Material provided ▸
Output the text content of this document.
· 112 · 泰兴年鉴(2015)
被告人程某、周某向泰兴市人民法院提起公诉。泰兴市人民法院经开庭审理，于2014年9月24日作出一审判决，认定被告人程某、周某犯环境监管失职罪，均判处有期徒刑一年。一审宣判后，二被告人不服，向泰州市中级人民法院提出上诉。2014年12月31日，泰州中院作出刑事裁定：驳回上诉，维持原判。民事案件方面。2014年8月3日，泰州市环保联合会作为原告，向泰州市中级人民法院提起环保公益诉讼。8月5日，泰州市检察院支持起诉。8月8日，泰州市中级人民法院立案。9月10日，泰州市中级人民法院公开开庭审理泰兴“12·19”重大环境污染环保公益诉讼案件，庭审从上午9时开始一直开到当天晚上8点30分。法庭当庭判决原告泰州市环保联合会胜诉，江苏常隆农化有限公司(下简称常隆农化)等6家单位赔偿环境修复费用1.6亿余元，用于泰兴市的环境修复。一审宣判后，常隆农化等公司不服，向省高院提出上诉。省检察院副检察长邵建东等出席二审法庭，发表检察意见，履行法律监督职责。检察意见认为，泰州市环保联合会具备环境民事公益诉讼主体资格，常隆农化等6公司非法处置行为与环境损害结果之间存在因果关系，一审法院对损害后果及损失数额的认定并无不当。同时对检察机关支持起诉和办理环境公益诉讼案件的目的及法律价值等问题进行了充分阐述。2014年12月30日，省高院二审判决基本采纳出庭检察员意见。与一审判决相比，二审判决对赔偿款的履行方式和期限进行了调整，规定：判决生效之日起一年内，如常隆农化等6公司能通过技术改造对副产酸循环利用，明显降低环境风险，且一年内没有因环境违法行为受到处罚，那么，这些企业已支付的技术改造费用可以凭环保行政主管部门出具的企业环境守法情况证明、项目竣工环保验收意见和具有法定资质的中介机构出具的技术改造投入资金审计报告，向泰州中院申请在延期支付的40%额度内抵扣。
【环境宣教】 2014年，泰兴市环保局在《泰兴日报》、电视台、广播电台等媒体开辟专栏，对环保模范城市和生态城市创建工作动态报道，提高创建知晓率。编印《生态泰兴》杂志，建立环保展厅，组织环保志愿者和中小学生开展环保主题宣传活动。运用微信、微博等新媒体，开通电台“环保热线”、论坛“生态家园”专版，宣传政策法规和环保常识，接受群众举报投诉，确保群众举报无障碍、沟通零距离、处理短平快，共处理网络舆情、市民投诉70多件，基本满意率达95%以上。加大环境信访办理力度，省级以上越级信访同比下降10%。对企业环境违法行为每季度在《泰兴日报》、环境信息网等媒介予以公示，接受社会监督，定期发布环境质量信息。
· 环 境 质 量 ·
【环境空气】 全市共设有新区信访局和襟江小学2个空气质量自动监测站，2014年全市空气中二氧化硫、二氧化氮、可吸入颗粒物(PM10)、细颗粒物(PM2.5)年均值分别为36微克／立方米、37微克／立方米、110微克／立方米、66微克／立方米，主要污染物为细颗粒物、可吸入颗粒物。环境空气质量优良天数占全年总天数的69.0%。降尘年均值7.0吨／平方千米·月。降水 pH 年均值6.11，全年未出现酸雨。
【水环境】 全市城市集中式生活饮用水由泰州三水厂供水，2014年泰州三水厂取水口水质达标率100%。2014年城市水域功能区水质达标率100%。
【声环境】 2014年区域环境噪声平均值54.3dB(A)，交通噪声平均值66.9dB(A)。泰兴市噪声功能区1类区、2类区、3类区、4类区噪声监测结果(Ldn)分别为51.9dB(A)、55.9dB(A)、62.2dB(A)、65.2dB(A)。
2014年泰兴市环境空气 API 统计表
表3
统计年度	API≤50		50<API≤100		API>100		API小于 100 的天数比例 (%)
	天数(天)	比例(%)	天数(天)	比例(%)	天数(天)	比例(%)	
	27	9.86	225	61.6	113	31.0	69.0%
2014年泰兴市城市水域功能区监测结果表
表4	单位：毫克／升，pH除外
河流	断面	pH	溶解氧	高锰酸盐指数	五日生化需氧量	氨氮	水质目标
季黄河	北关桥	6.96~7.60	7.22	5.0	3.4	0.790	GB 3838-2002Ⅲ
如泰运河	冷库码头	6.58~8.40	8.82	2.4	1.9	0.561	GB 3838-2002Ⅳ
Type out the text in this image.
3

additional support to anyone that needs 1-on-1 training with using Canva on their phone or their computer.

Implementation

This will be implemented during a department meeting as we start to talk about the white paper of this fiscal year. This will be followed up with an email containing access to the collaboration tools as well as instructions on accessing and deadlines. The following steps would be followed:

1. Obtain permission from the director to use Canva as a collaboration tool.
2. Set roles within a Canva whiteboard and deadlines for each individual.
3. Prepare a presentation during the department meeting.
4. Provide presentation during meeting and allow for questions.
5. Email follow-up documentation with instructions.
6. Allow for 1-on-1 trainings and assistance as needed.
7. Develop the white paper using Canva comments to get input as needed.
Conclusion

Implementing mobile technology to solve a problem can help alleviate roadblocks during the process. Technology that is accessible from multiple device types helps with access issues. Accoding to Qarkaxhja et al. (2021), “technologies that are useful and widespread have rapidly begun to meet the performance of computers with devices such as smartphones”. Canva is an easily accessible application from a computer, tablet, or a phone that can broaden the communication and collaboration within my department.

Instruction ▸ Reproduce the full listing above, character for character.

Answer to this task ▸
Output the text content of this document.
· 112 · 泰兴年鉴(2015)
被告人程某、周某向泰兴市人民法院提起公诉。泰兴市人民法院经开庭审理，于2014年9月24日作出一审判决，认定被告人程某、周某犯环境监管失职罪，均判处有期徒刑一年。一审宣判后，二被告人不服，向泰州市中级人民法院提出上诉。2014年12月31日，泰州中院作出刑事裁定：驳回上诉，维持原判。民事案件方面。2014年8月3日，泰州市环保联合会作为原告，向泰州市中级人民法院提起环保公益诉讼。8月5日，泰州市检察院支持起诉。8月8日，泰州市中级人民法院立案。9月10日，泰州市中级人民法院公开开庭审理泰兴“12·19”重大环境污染环保公益诉讼案件，庭审从上午9时开始一直开到当天晚上8点30分。法庭当庭判决原告泰州市环保联合会胜诉，江苏常隆农化有限公司(下简称常隆农化)等6家单位赔偿环境修复费用1.6亿余元，用于泰兴市的环境修复。一审宣判后，常隆农化等公司不服，向省高院提出上诉。省检察院副检察长邵建东等出席二审法庭，发表检察意见，履行法律监督职责。检察意见认为，泰州市环保联合会具备环境民事公益诉讼主体资格，常隆农化等6公司非法处置行为与环境损害结果之间存在因果关系，一审法院对损害后果及损失数额的认定并无不当。同时对检察机关支持起诉和办理环境公益诉讼案件的目的及法律价值等问题进行了充分阐述。2014年12月30日，省高院二审判决基本采纳出庭检察员意见。与一审判决相比，二审判决对赔偿款的履行方式和期限进行了调整，规定：判决生效之日起一年内，如常隆农化等6公司能通过技术改造对副产酸循环利用，明显降低环境风险，且一年内没有因环境违法行为受到处罚，那么，这些企业已支付的技术改造费用可以凭环保行政主管部门出具的企业环境守法情况证明、项目竣工环保验收意见和具有法定资质的中介机构出具的技术改造投入资金审计报告，向泰州中院申请在延期支付的40%额度内抵扣。
【环境宣教】 2014年，泰兴市环保局在《泰兴日报》、电视台、广播电台等媒体开辟专栏，对环保模范城市和生态城市创建工作动态报道，提高创建知晓率。编印《生态泰兴》杂志，建立环保展厅，组织环保志愿者和中小学生开展环保主题宣传活动。运用微信、微博等新媒体，开通电台“环保热线”、论坛“生态家园”专版，宣传政策法规和环保常识，接受群众举报投诉，确保群众举报无障碍、沟通零距离、处理短平快，共处理网络舆情、市民投诉70多件，基本满意率达95%以上。加大环境信访办理力度，省级以上越级信访同比下降10%。对企业环境违法行为每季度在《泰兴日报》、环境信息网等媒介予以公示，接受社会监督，定期发布环境质量信息。
· 环 境 质 量 ·
【环境空气】 全市共设有新区信访局和襟江小学2个空气质量自动监测站，2014年全市空气中二氧化硫、二氧化氮、可吸入颗粒物(PM10)、细颗粒物(PM2.5)年均值分别为36微克／立方米、37微克／立方米、110微克／立方米、66微克／立方米，主要污染物为细颗粒物、可吸入颗粒物。环境空气质量优良天数占全年总天数的69.0%。降尘年均值7.0吨／平方千米·月。降水 pH 年均值6.11，全年未出现酸雨。
【水环境】 全市城市集中式生活饮用水由泰州三水厂供水，2014年泰州三水厂取水口水质达标率100%。2014年城市水域功能区水质达标率100%。
【声环境】 2014年区域环境噪声平均值54.3dB(A)，交通噪声平均值66.9dB(A)。泰兴市噪声功能区1类区、2类区、3类区、4类区噪声监测结果(Ldn)分别为51.9dB(A)、55.9dB(A)、62.2dB(A)、65.2dB(A)。
2014年泰兴市环境空气 API 统计表
表3
统计年度	API≤50		50<API≤100		API>100		API小于 100 的天数比例 (%)
	天数(天)	比例(%)	天数(天)	比例(%)	天数(天)	比例(%)	
	27	9.86	225	61.6	113	31.0	69.0%
2014年泰兴市城市水域功能区监测结果表
表4	单位：毫克／升，pH除外
河流	断面	pH	溶解氧	高锰酸盐指数	五日生化需氧量	氨氮	水质目标
季黄河	北关桥	6.96~7.60	7.22	5.0	3.4	0.790	GB 3838-2002Ⅲ
如泰运河	冷库码头	6.58~8.40	8.82	2.4	1.9	0.561	GB 3838-2002Ⅳ
Type out the text in this image.
3

additional support to anyone that needs 1-on-1 training with using Canva on their phone or their computer.

Implementation

This will be implemented during a department meeting as we start to talk about the white paper of this fiscal year. This will be followed up with an email containing access to the collaboration tools as well as instructions on accessing and deadlines. The following steps would be followed:

1. Obtain permission from the director to use Canva as a collaboration tool.
2. Set roles within a Canva whiteboard and deadlines for each individual.
3. Prepare a presentation during the department meeting.
4. Provide presentation during meeting and allow for questions.
5. Email follow-up documentation with instructions.
6. Allow for 1-on-1 trainings and assistance as needed.
7. Develop the white paper using Canva comments to get input as needed.
Conclusion

Implementing mobile technology to solve a problem can help alleviate roadblocks during the process. Technology that is accessible from multiple device types helps with access issues. Accoding to Qarkaxhja et al. (2021), “technologies that are useful and widespread have rapidly begun to meet the performance of computers with devices such as smartphones”. Canva is an easily accessible application from a computer, tablet, or a phone that can broaden the communication and collaboration within my department.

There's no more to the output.